── Source data ──

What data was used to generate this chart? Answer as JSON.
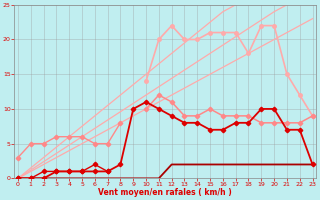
{
  "x": [
    0,
    1,
    2,
    3,
    4,
    5,
    6,
    7,
    8,
    9,
    10,
    11,
    12,
    13,
    14,
    15,
    16,
    17,
    18,
    19,
    20,
    21,
    22,
    23
  ],
  "bg_color": "#c0eef0",
  "grid_color": "#999999",
  "xlabel": "Vent moyen/en rafales ( km/h )",
  "tick_color": "#dd0000",
  "line_color_dark": "#dd0000",
  "line_color_mid": "#ff4444",
  "line_color_light": "#ffaaaa",
  "xlim": [
    0,
    23
  ],
  "ylim": [
    0,
    25
  ],
  "yticks": [
    0,
    5,
    10,
    15,
    20,
    25
  ],
  "ref_line1": [
    0,
    1.0,
    2.0,
    3.0,
    4.0,
    5.0,
    6.0,
    7.0,
    8.0,
    9.0,
    10.0,
    11.0,
    12.0,
    13.0,
    14.0,
    15.0,
    16.0,
    17.0,
    18.0,
    19.0,
    20.0,
    21.0,
    22.0,
    23.0
  ],
  "ref_line2": [
    0,
    1.2,
    2.4,
    3.6,
    4.8,
    6.0,
    7.2,
    8.4,
    9.6,
    10.8,
    12.0,
    13.2,
    14.4,
    15.6,
    16.8,
    18.0,
    19.2,
    20.4,
    21.6,
    22.8,
    24.0,
    25.0,
    null,
    null
  ],
  "ref_line3": [
    0,
    1.5,
    3.0,
    4.5,
    6.0,
    7.5,
    9.0,
    10.5,
    12.0,
    13.5,
    15.0,
    16.5,
    18.0,
    19.5,
    21.0,
    22.5,
    24.0,
    25.0,
    null,
    null,
    null,
    null,
    null,
    null
  ],
  "line_upper_light": [
    null,
    null,
    null,
    null,
    null,
    null,
    null,
    null,
    null,
    null,
    14,
    20,
    22,
    20,
    20,
    21,
    21,
    21,
    18,
    22,
    22,
    15,
    12,
    9
  ],
  "line_mid_light": [
    null,
    null,
    null,
    null,
    null,
    null,
    null,
    null,
    null,
    null,
    10,
    12,
    11,
    9,
    9,
    10,
    9,
    9,
    9,
    8,
    8,
    8,
    8,
    9
  ],
  "line_dark_red": [
    0,
    0,
    0,
    1,
    1,
    1,
    1,
    1,
    2,
    10,
    11,
    10,
    9,
    8,
    8,
    7,
    7,
    8,
    8,
    10,
    10,
    7,
    7,
    2
  ],
  "line_flat": [
    0,
    0,
    0,
    0,
    0,
    0,
    0,
    0,
    0,
    0,
    0,
    0,
    2,
    2,
    2,
    2,
    2,
    2,
    2,
    2,
    2,
    2,
    2,
    2
  ],
  "line_short1_x": [
    0,
    1,
    2,
    3,
    4,
    5,
    6,
    7
  ],
  "line_short1_y": [
    0,
    0,
    1,
    1,
    1,
    1,
    2,
    1
  ],
  "line_short2_x": [
    0,
    1,
    2,
    3,
    4,
    5,
    6,
    7,
    8
  ],
  "line_short2_y": [
    3,
    5,
    5,
    6,
    6,
    6,
    5,
    5,
    8
  ]
}
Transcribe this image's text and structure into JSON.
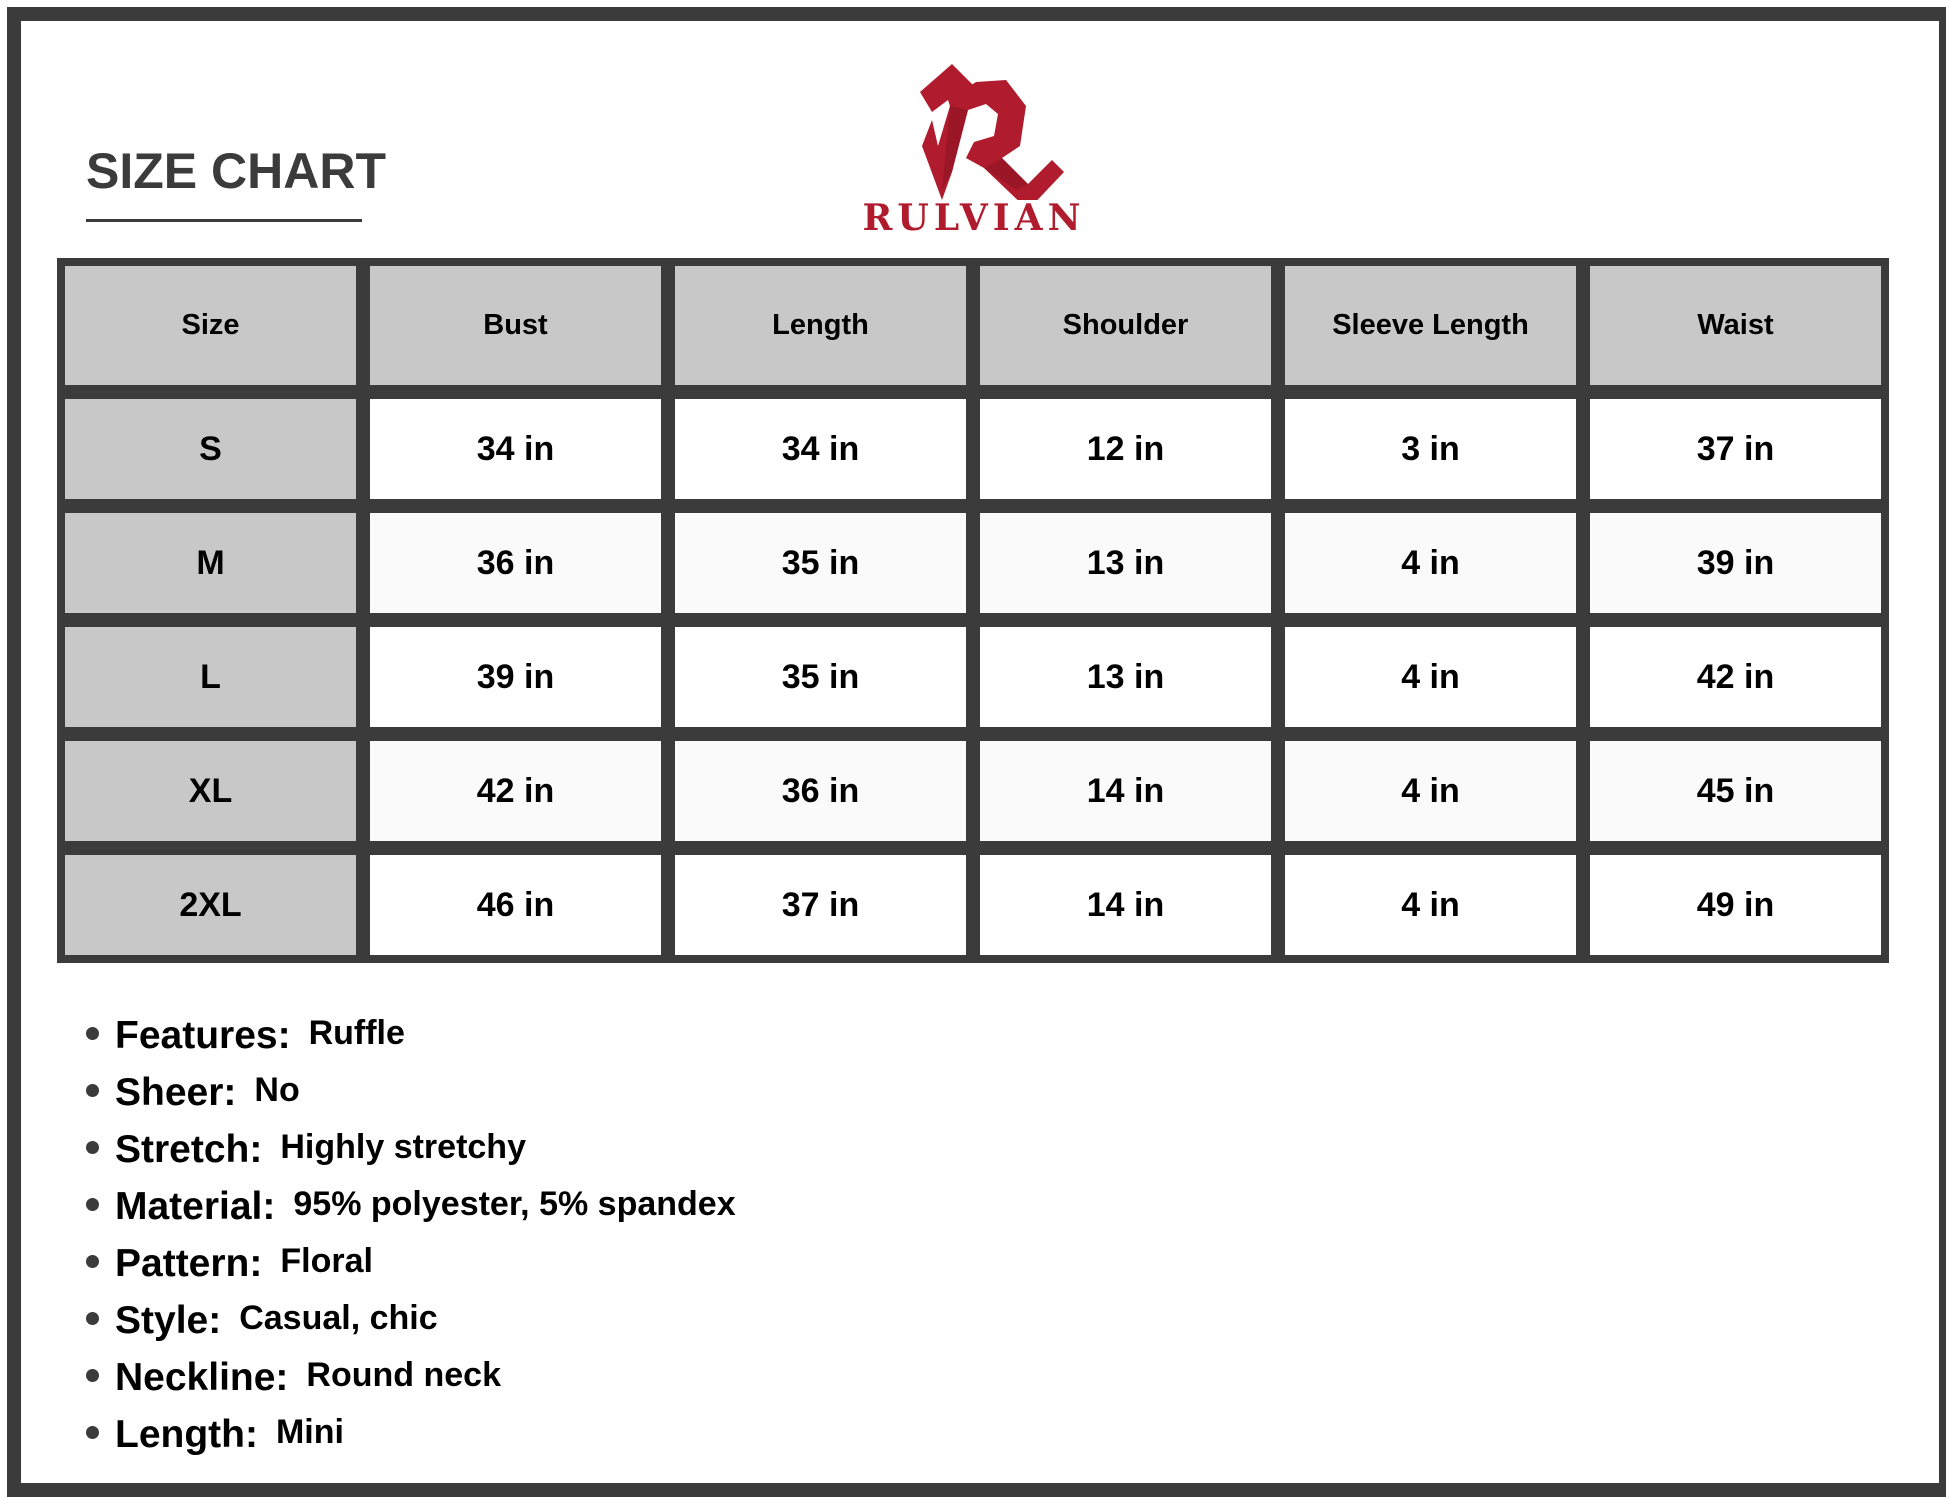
{
  "title": "SIZE CHART",
  "brand": {
    "name": "RULVIAN",
    "color": "#b01c2e"
  },
  "table": {
    "headers": [
      "Size",
      "Bust",
      "Length",
      "Shoulder",
      "Sleeve Length",
      "Waist"
    ],
    "rows": [
      [
        "S",
        "34 in",
        "34 in",
        "12 in",
        "3 in",
        "37 in"
      ],
      [
        "M",
        "36 in",
        "35 in",
        "13 in",
        "4 in",
        "39 in"
      ],
      [
        "L",
        "39 in",
        "35 in",
        "13 in",
        "4 in",
        "42 in"
      ],
      [
        "XL",
        "42 in",
        "36 in",
        "14 in",
        "4 in",
        "45 in"
      ],
      [
        "2XL",
        "46 in",
        "37 in",
        "14 in",
        "4 in",
        "49 in"
      ]
    ]
  },
  "features": [
    {
      "label": "Features:",
      "value": "Ruffle"
    },
    {
      "label": "Sheer:",
      "value": "No"
    },
    {
      "label": "Stretch:",
      "value": "Highly stretchy"
    },
    {
      "label": "Material:",
      "value": "95% polyester, 5% spandex"
    },
    {
      "label": "Pattern:",
      "value": "Floral"
    },
    {
      "label": "Style:",
      "value": "Casual, chic"
    },
    {
      "label": "Neckline:",
      "value": "Round neck"
    },
    {
      "label": "Length:",
      "value": "Mini"
    }
  ]
}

───

## Required work
Each line above is to be copied verbatim. Drop any image from the copy.

## Solution for this task
What data was used to generate this chart? Answer as JSON.
{
  "x": [
    0,
    1,
    2,
    3,
    4,
    5,
    6,
    7,
    8,
    9,
    10,
    11,
    12,
    13,
    14,
    15,
    16,
    17,
    18,
    19,
    20,
    21,
    22,
    23
  ],
  "bg_color": "#c0eef0",
  "grid_color": "#999999",
  "xlabel": "Vent moyen/en rafales ( km/h )",
  "tick_color": "#dd0000",
  "line_color_dark": "#dd0000",
  "line_color_mid": "#ff4444",
  "line_color_light": "#ffaaaa",
  "xlim": [
    0,
    23
  ],
  "ylim": [
    0,
    25
  ],
  "yticks": [
    0,
    5,
    10,
    15,
    20,
    25
  ],
  "ref_line1": [
    0,
    1.0,
    2.0,
    3.0,
    4.0,
    5.0,
    6.0,
    7.0,
    8.0,
    9.0,
    10.0,
    11.0,
    12.0,
    13.0,
    14.0,
    15.0,
    16.0,
    17.0,
    18.0,
    19.0,
    20.0,
    21.0,
    22.0,
    23.0
  ],
  "ref_line2": [
    0,
    1.2,
    2.4,
    3.6,
    4.8,
    6.0,
    7.2,
    8.4,
    9.6,
    10.8,
    12.0,
    13.2,
    14.4,
    15.6,
    16.8,
    18.0,
    19.2,
    20.4,
    21.6,
    22.8,
    24.0,
    25.0,
    null,
    null
  ],
  "ref_line3": [
    0,
    1.5,
    3.0,
    4.5,
    6.0,
    7.5,
    9.0,
    10.5,
    12.0,
    13.5,
    15.0,
    16.5,
    18.0,
    19.5,
    21.0,
    22.5,
    24.0,
    25.0,
    null,
    null,
    null,
    null,
    null,
    null
  ],
  "line_upper_light": [
    null,
    null,
    null,
    null,
    null,
    null,
    null,
    null,
    null,
    null,
    14,
    20,
    22,
    20,
    20,
    21,
    21,
    21,
    18,
    22,
    22,
    15,
    12,
    9
  ],
  "line_mid_light": [
    null,
    null,
    null,
    null,
    null,
    null,
    null,
    null,
    null,
    null,
    10,
    12,
    11,
    9,
    9,
    10,
    9,
    9,
    9,
    8,
    8,
    8,
    8,
    9
  ],
  "line_dark_red": [
    0,
    0,
    0,
    1,
    1,
    1,
    1,
    1,
    2,
    10,
    11,
    10,
    9,
    8,
    8,
    7,
    7,
    8,
    8,
    10,
    10,
    7,
    7,
    2
  ],
  "line_flat": [
    0,
    0,
    0,
    0,
    0,
    0,
    0,
    0,
    0,
    0,
    0,
    0,
    2,
    2,
    2,
    2,
    2,
    2,
    2,
    2,
    2,
    2,
    2,
    2
  ],
  "line_short1_x": [
    0,
    1,
    2,
    3,
    4,
    5,
    6,
    7
  ],
  "line_short1_y": [
    0,
    0,
    1,
    1,
    1,
    1,
    2,
    1
  ],
  "line_short2_x": [
    0,
    1,
    2,
    3,
    4,
    5,
    6,
    7,
    8
  ],
  "line_short2_y": [
    3,
    5,
    5,
    6,
    6,
    6,
    5,
    5,
    8
  ]
}
Transcribe this image's text and structure into JSON.
{
  "title": "SIZE CHART",
  "brand": {
    "name": "RULVIAN",
    "color": "#b01c2e"
  },
  "table": {
    "headers": [
      "Size",
      "Bust",
      "Length",
      "Shoulder",
      "Sleeve Length",
      "Waist"
    ],
    "rows": [
      [
        "S",
        "34 in",
        "34 in",
        "12 in",
        "3 in",
        "37 in"
      ],
      [
        "M",
        "36 in",
        "35 in",
        "13 in",
        "4 in",
        "39 in"
      ],
      [
        "L",
        "39 in",
        "35 in",
        "13 in",
        "4 in",
        "42 in"
      ],
      [
        "XL",
        "42 in",
        "36 in",
        "14 in",
        "4 in",
        "45 in"
      ],
      [
        "2XL",
        "46 in",
        "37 in",
        "14 in",
        "4 in",
        "49 in"
      ]
    ]
  },
  "features": [
    {
      "label": "Features:",
      "value": "Ruffle"
    },
    {
      "label": "Sheer:",
      "value": "No"
    },
    {
      "label": "Stretch:",
      "value": "Highly stretchy"
    },
    {
      "label": "Material:",
      "value": "95% polyester, 5% spandex"
    },
    {
      "label": "Pattern:",
      "value": "Floral"
    },
    {
      "label": "Style:",
      "value": "Casual, chic"
    },
    {
      "label": "Neckline:",
      "value": "Round neck"
    },
    {
      "label": "Length:",
      "value": "Mini"
    }
  ]
}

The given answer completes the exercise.